--- Supplied data ---

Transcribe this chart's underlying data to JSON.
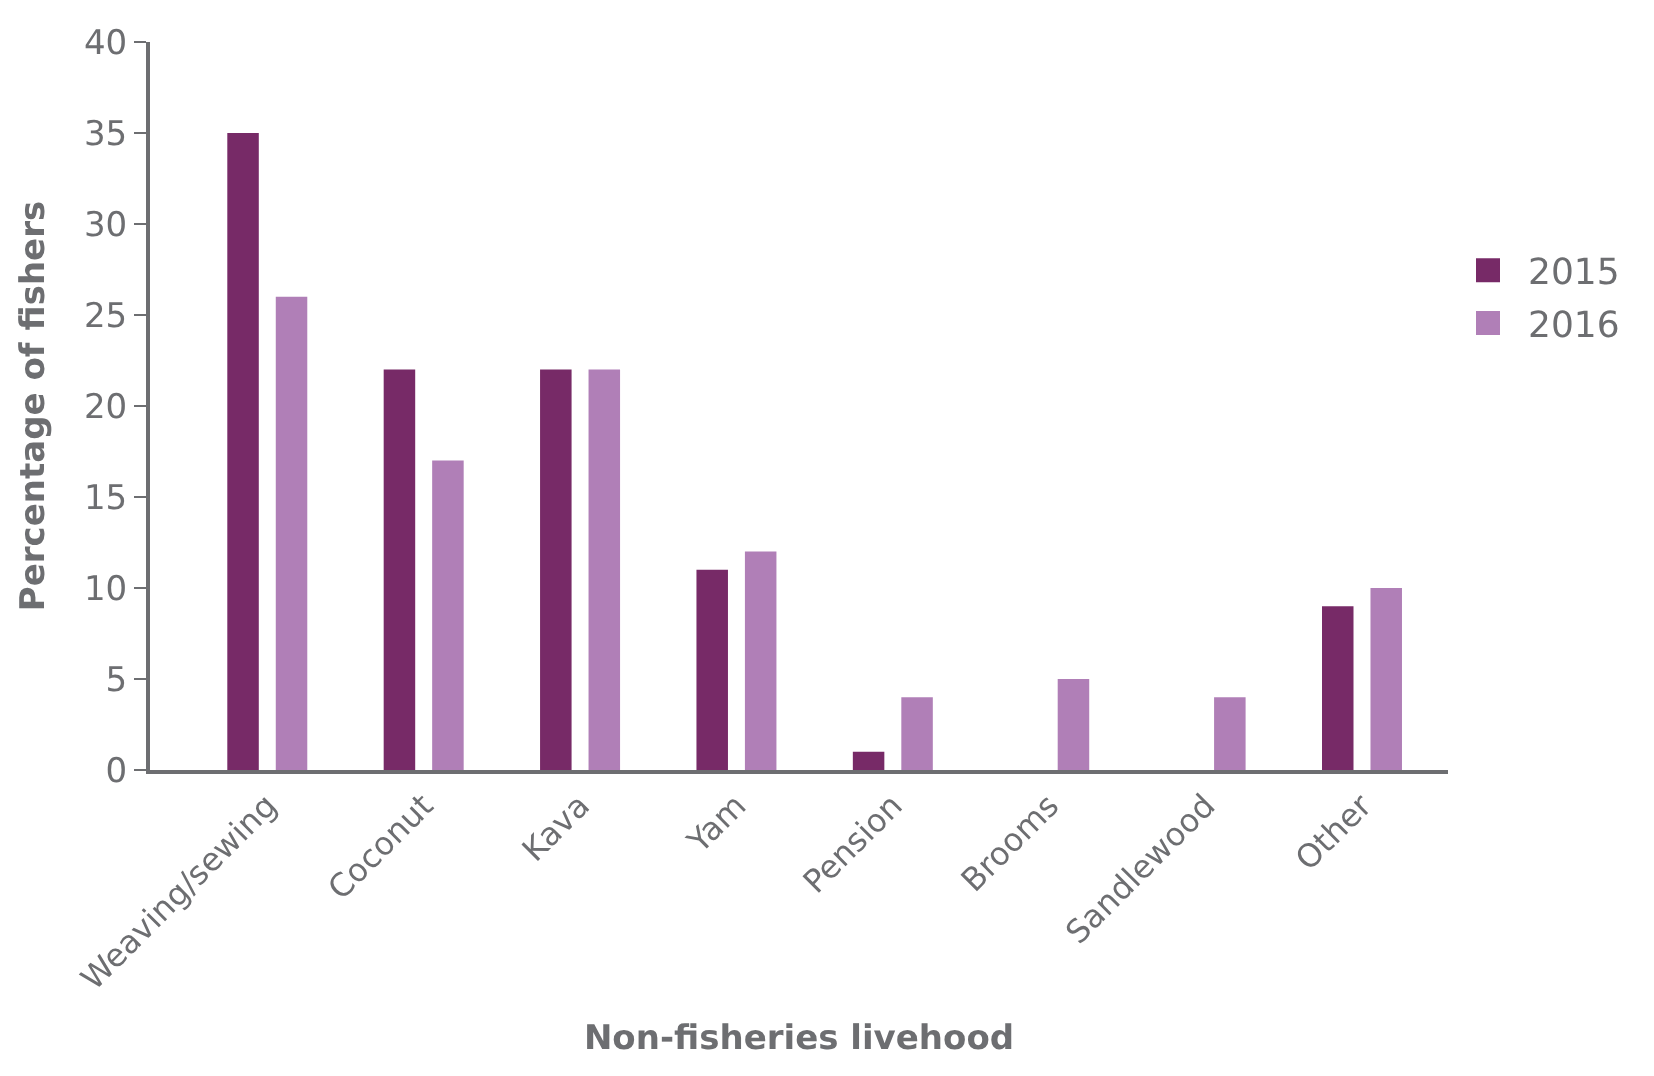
{
  "chart_data": {
    "type": "bar",
    "xlabel": "Non-fisheries livehood",
    "ylabel": "Percentage of fishers",
    "categories": [
      "Weaving/sewing",
      "Coconut",
      "Kava",
      "Yam",
      "Pension",
      "Brooms",
      "Sandlewood",
      "Other"
    ],
    "series": [
      {
        "name": "2015",
        "color": "#772a67",
        "values": [
          35,
          22,
          22,
          11,
          1,
          0,
          0,
          9
        ]
      },
      {
        "name": "2016",
        "color": "#b07fb7",
        "values": [
          26,
          17,
          22,
          12,
          4,
          5,
          4,
          10
        ]
      }
    ],
    "ylim": [
      0,
      40
    ],
    "yticks": [
      0,
      5,
      10,
      15,
      20,
      25,
      30,
      35,
      40
    ],
    "legend": "right"
  }
}
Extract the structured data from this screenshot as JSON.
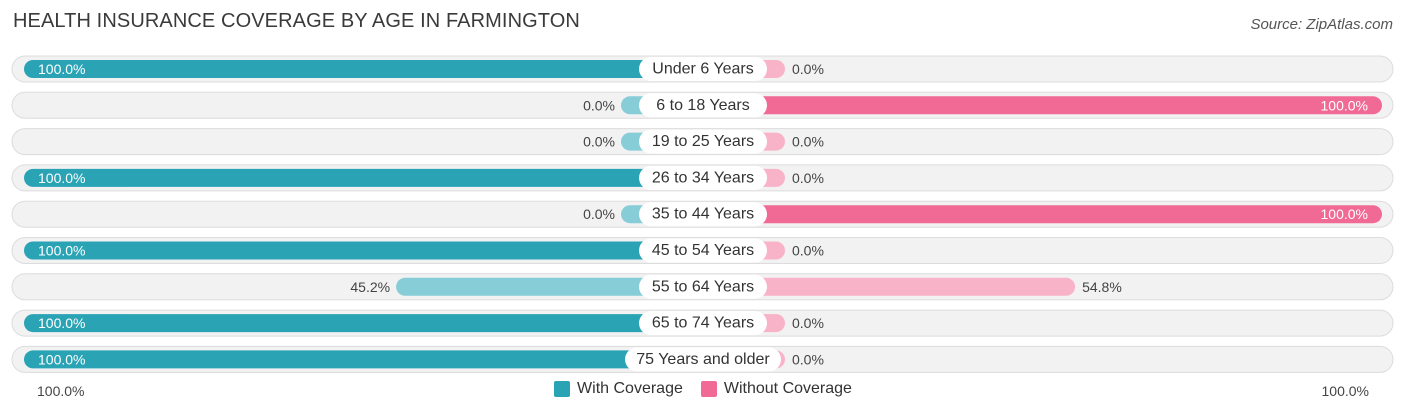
{
  "header": {
    "title": "HEALTH INSURANCE COVERAGE BY AGE IN FARMINGTON",
    "source": "Source: ZipAtlas.com"
  },
  "chart_data": {
    "type": "bar",
    "orientation": "diverging-horizontal",
    "title": "HEALTH INSURANCE COVERAGE BY AGE IN FARMINGTON",
    "categories": [
      "Under 6 Years",
      "6 to 18 Years",
      "19 to 25 Years",
      "26 to 34 Years",
      "35 to 44 Years",
      "45 to 54 Years",
      "55 to 64 Years",
      "65 to 74 Years",
      "75 Years and older"
    ],
    "series": [
      {
        "name": "With Coverage",
        "values": [
          100.0,
          0.0,
          0.0,
          100.0,
          0.0,
          100.0,
          45.2,
          100.0,
          100.0
        ],
        "labels": [
          "100.0%",
          "0.0%",
          "0.0%",
          "100.0%",
          "0.0%",
          "100.0%",
          "45.2%",
          "100.0%",
          "100.0%"
        ]
      },
      {
        "name": "Without Coverage",
        "values": [
          0.0,
          100.0,
          0.0,
          0.0,
          100.0,
          0.0,
          54.8,
          0.0,
          0.0
        ],
        "labels": [
          "0.0%",
          "100.0%",
          "0.0%",
          "0.0%",
          "100.0%",
          "0.0%",
          "54.8%",
          "0.0%",
          "0.0%"
        ]
      }
    ],
    "xlim": [
      0,
      100
    ],
    "axis_left_label": "100.0%",
    "axis_right_label": "100.0%",
    "legend_position": "bottom-center"
  },
  "colors": {
    "with_strong": "#2aa3b5",
    "with_light": "#86cdd8",
    "without_strong": "#f06a95",
    "without_light": "#f8b3c8",
    "track_bg": "#f2f2f2",
    "track_border": "#dcdcdc"
  }
}
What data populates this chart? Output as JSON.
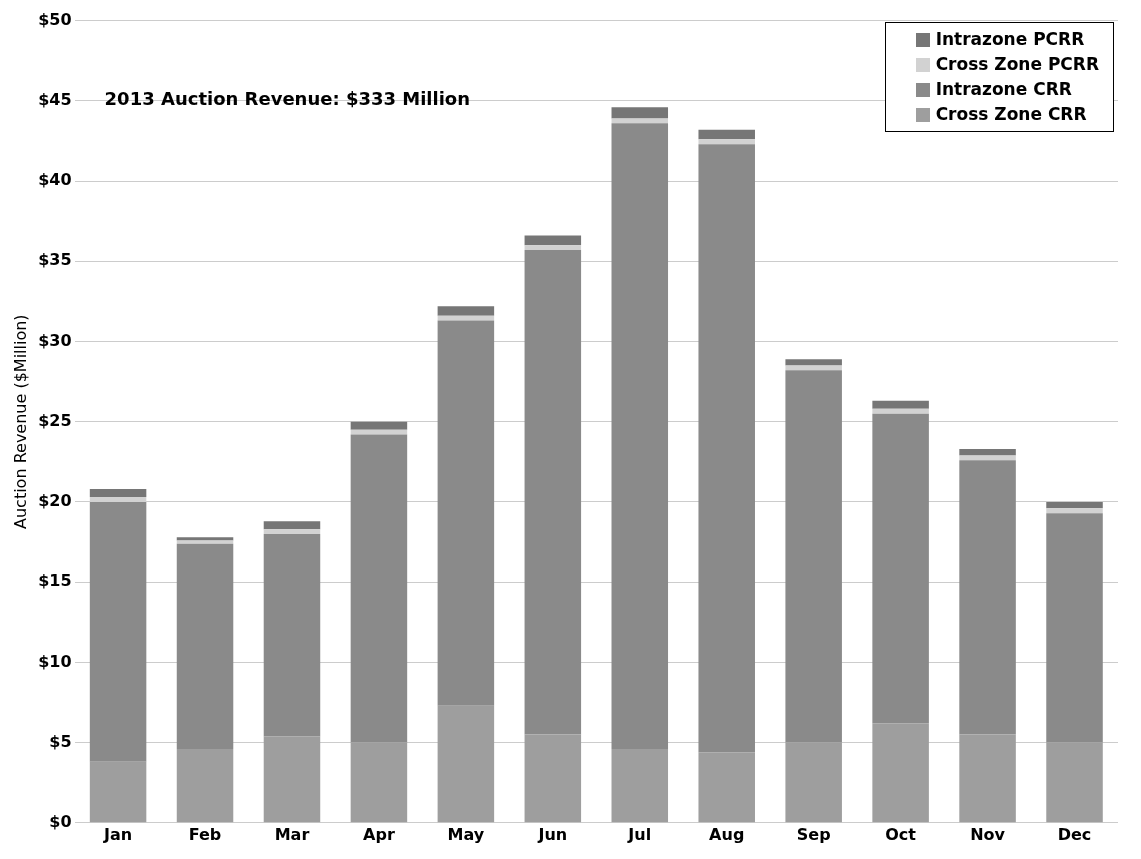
{
  "chart_data": {
    "type": "bar",
    "stacked": true,
    "categories": [
      "Jan",
      "Feb",
      "Mar",
      "Apr",
      "May",
      "Jun",
      "Jul",
      "Aug",
      "Sep",
      "Oct",
      "Nov",
      "Dec"
    ],
    "series": [
      {
        "name": "Cross Zone CRR",
        "color": "#9e9e9e",
        "values": [
          3.8,
          4.6,
          5.4,
          5,
          7.3,
          5.5,
          4.6,
          4.4,
          5,
          6.2,
          5.5,
          5
        ]
      },
      {
        "name": "Intrazone CRR",
        "color": "#8a8a8a",
        "values": [
          16.2,
          12.8,
          12.6,
          19.2,
          24,
          30.2,
          39,
          37.9,
          23.2,
          19.3,
          17.1,
          14.3
        ]
      },
      {
        "name": "Cross Zone PCRR",
        "color": "#d2d2d2",
        "values": [
          0.3,
          0.2,
          0.3,
          0.3,
          0.3,
          0.3,
          0.3,
          0.3,
          0.3,
          0.3,
          0.3,
          0.3
        ]
      },
      {
        "name": "Intrazone PCRR",
        "color": "#767676",
        "values": [
          0.5,
          0.2,
          0.5,
          0.5,
          0.6,
          0.6,
          0.7,
          0.6,
          0.4,
          0.5,
          0.4,
          0.4
        ]
      }
    ],
    "ylabel": "Auction Revenue ($Million)",
    "ylim": [
      0,
      50
    ],
    "yticks": [
      {
        "value": 0,
        "label": "$0"
      },
      {
        "value": 5,
        "label": "$5"
      },
      {
        "value": 10,
        "label": "$10"
      },
      {
        "value": 15,
        "label": "$15"
      },
      {
        "value": 20,
        "label": "$20"
      },
      {
        "value": 25,
        "label": "$25"
      },
      {
        "value": 30,
        "label": "$30"
      },
      {
        "value": 35,
        "label": "$35"
      },
      {
        "value": 40,
        "label": "$40"
      },
      {
        "value": 45,
        "label": "$45"
      },
      {
        "value": 50,
        "label": "$50"
      }
    ],
    "annotations": [
      "2013 Auction Revenue: $333 Million"
    ],
    "legend": "top right",
    "grid": "y"
  }
}
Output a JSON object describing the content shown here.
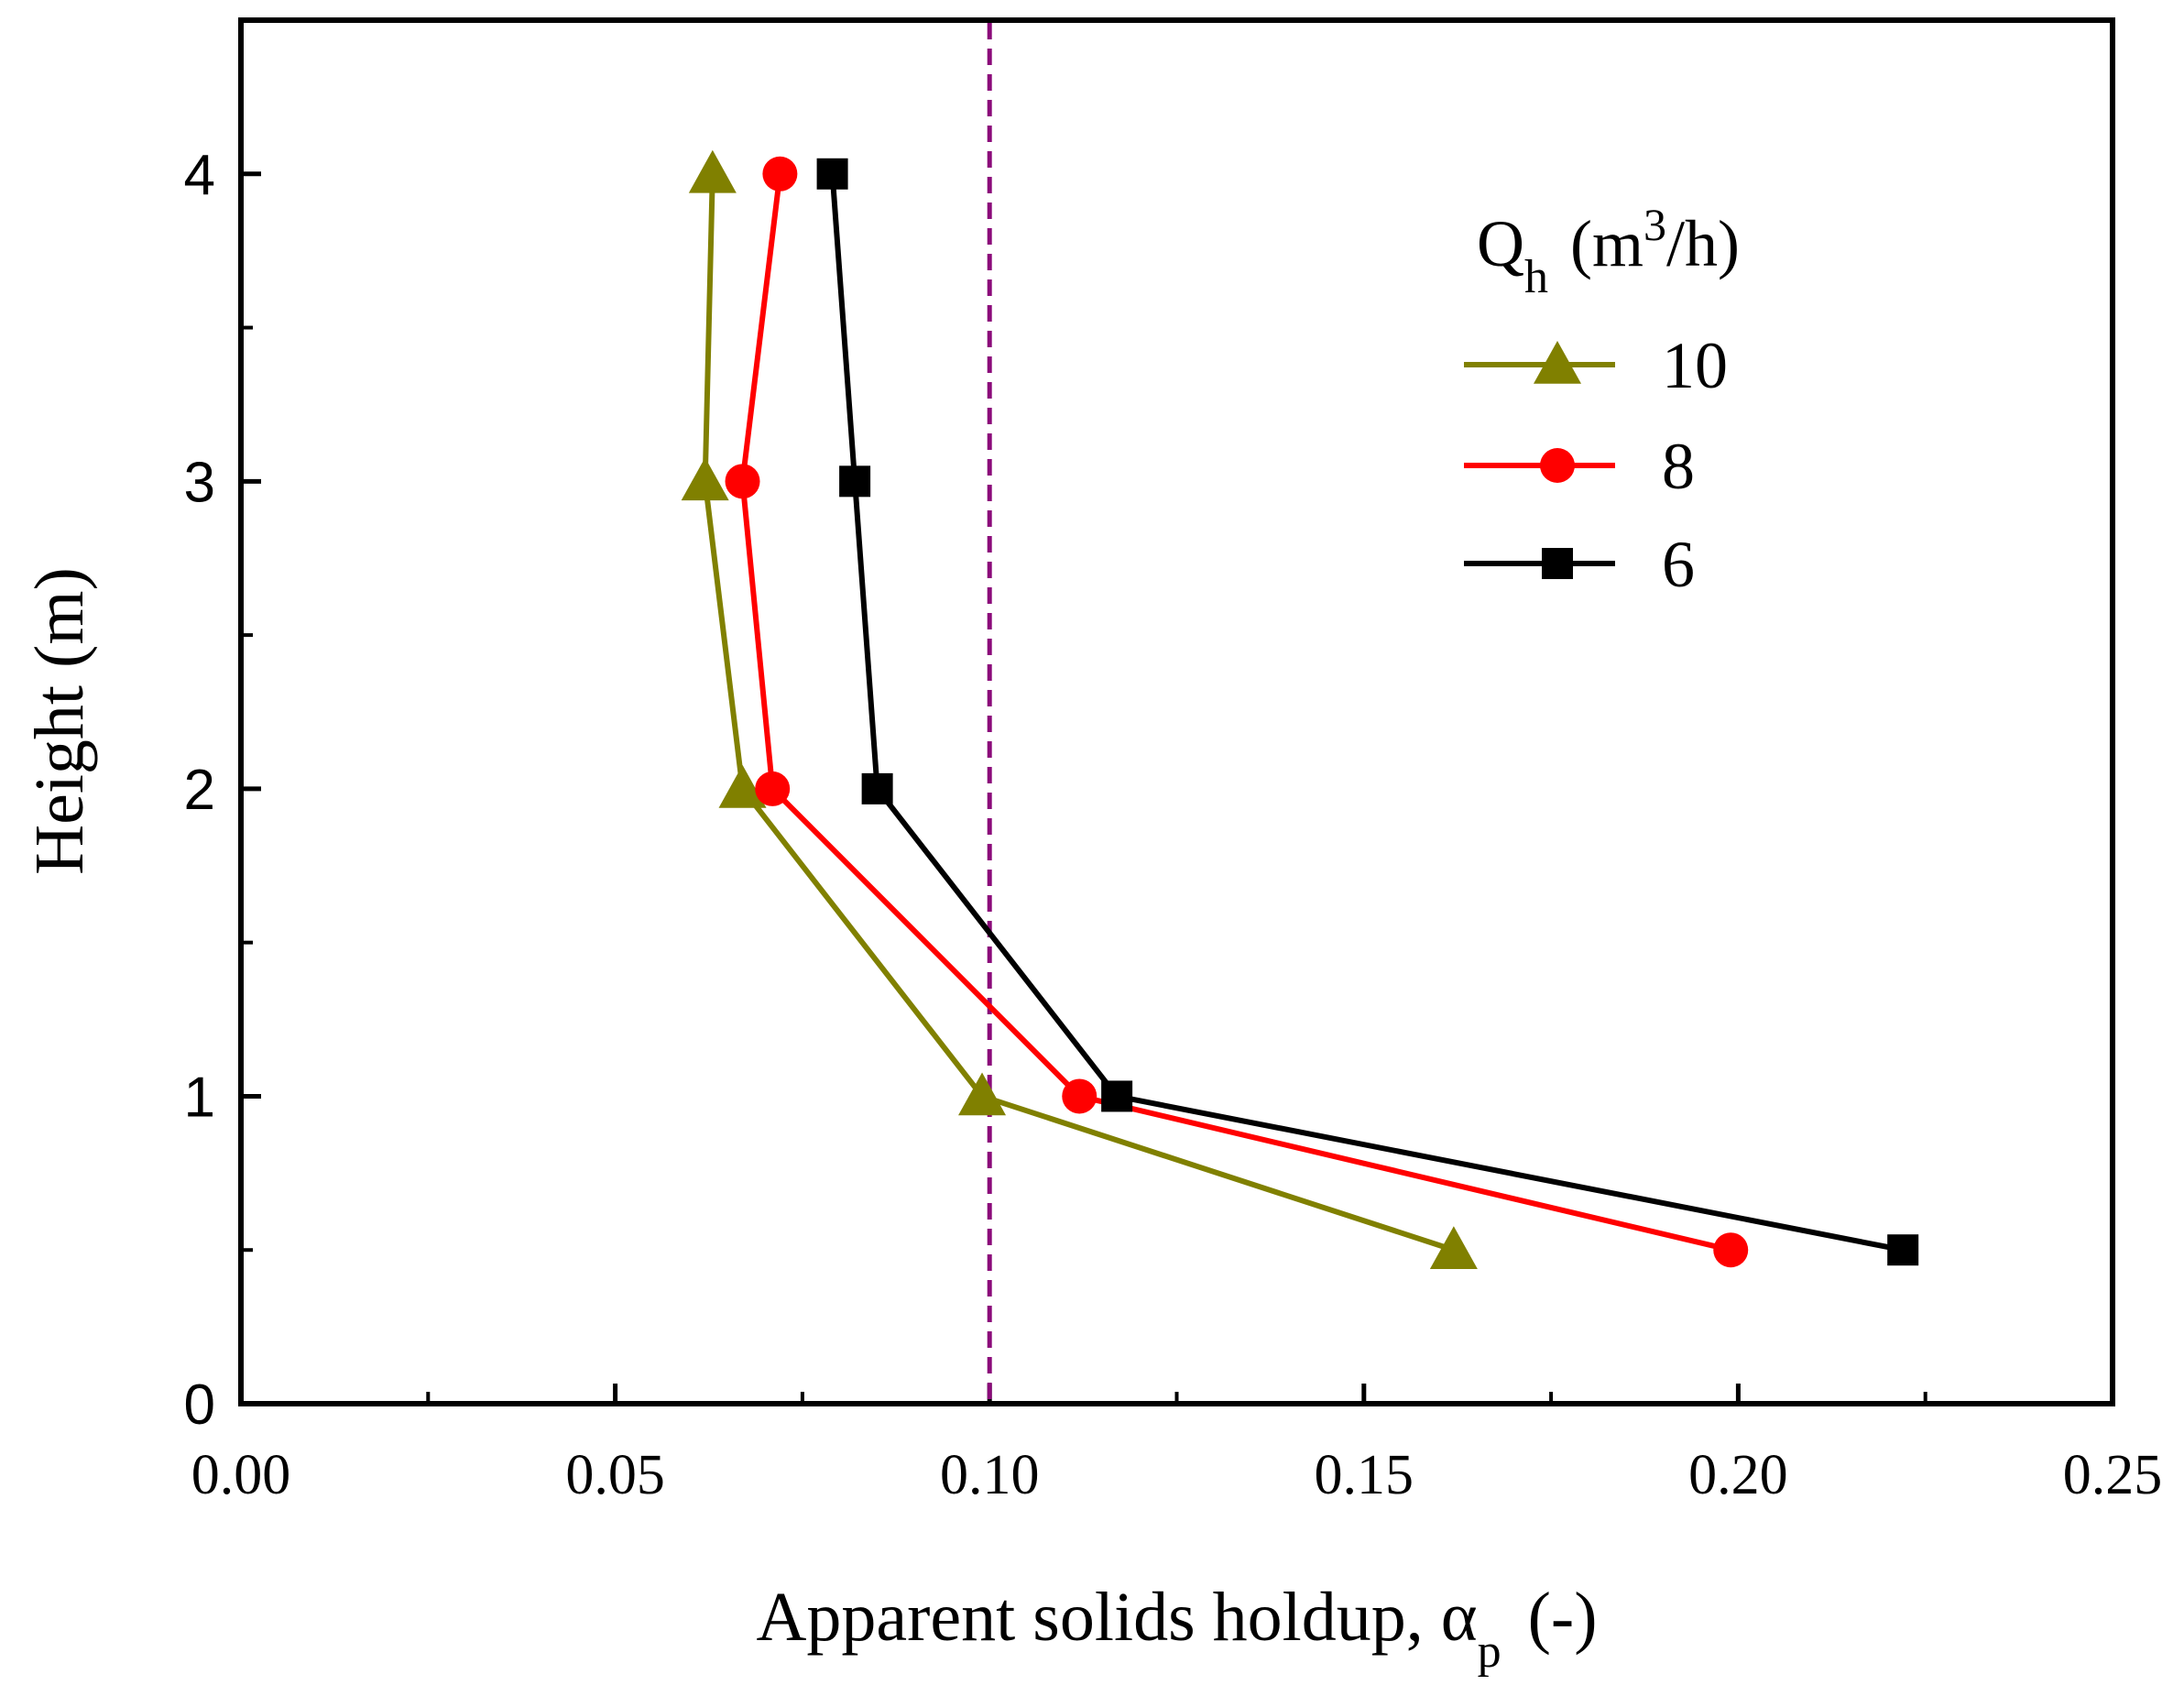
{
  "chart_data": {
    "type": "line",
    "xlabel": {
      "main": "Apparent solids holdup, α",
      "subscript": "p",
      "suffix": " (-)"
    },
    "ylabel": "Height (m)",
    "xlim": [
      0,
      0.25
    ],
    "ylim": [
      0,
      4.5
    ],
    "xticks": [
      "0.00",
      "0.05",
      "0.10",
      "0.15",
      "0.20",
      "0.25"
    ],
    "yticks": [
      "0",
      "1",
      "2",
      "3",
      "4"
    ],
    "reference_line": {
      "x": 0.1,
      "style": "dashed",
      "color": "#8b0a7a"
    },
    "legend": {
      "title_main": "Q",
      "title_sub": "h",
      "title_unit_pre": " (m",
      "title_unit_sup": "3",
      "title_unit_post": "/h)",
      "placement": "top-right"
    },
    "series": [
      {
        "name": "10",
        "color": "#808000",
        "marker": "triangle",
        "points": [
          [
            0.063,
            4.0
          ],
          [
            0.062,
            3.0
          ],
          [
            0.067,
            2.0
          ],
          [
            0.099,
            1.0
          ],
          [
            0.162,
            0.5
          ]
        ]
      },
      {
        "name": "8",
        "color": "#ff0000",
        "marker": "circle",
        "points": [
          [
            0.072,
            4.0
          ],
          [
            0.067,
            3.0
          ],
          [
            0.071,
            2.0
          ],
          [
            0.112,
            1.0
          ],
          [
            0.199,
            0.5
          ]
        ]
      },
      {
        "name": "6",
        "color": "#000000",
        "marker": "square",
        "points": [
          [
            0.079,
            4.0
          ],
          [
            0.082,
            3.0
          ],
          [
            0.085,
            2.0
          ],
          [
            0.117,
            1.0
          ],
          [
            0.222,
            0.5
          ]
        ]
      }
    ]
  }
}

---

*Goal:* Show all lines in the entries above where the word "Auction" appears.

*Solution for this problem:*
    "ylabel": "Auction Revenue ($Million)",
      "2013 Auction Revenue: $333 Million"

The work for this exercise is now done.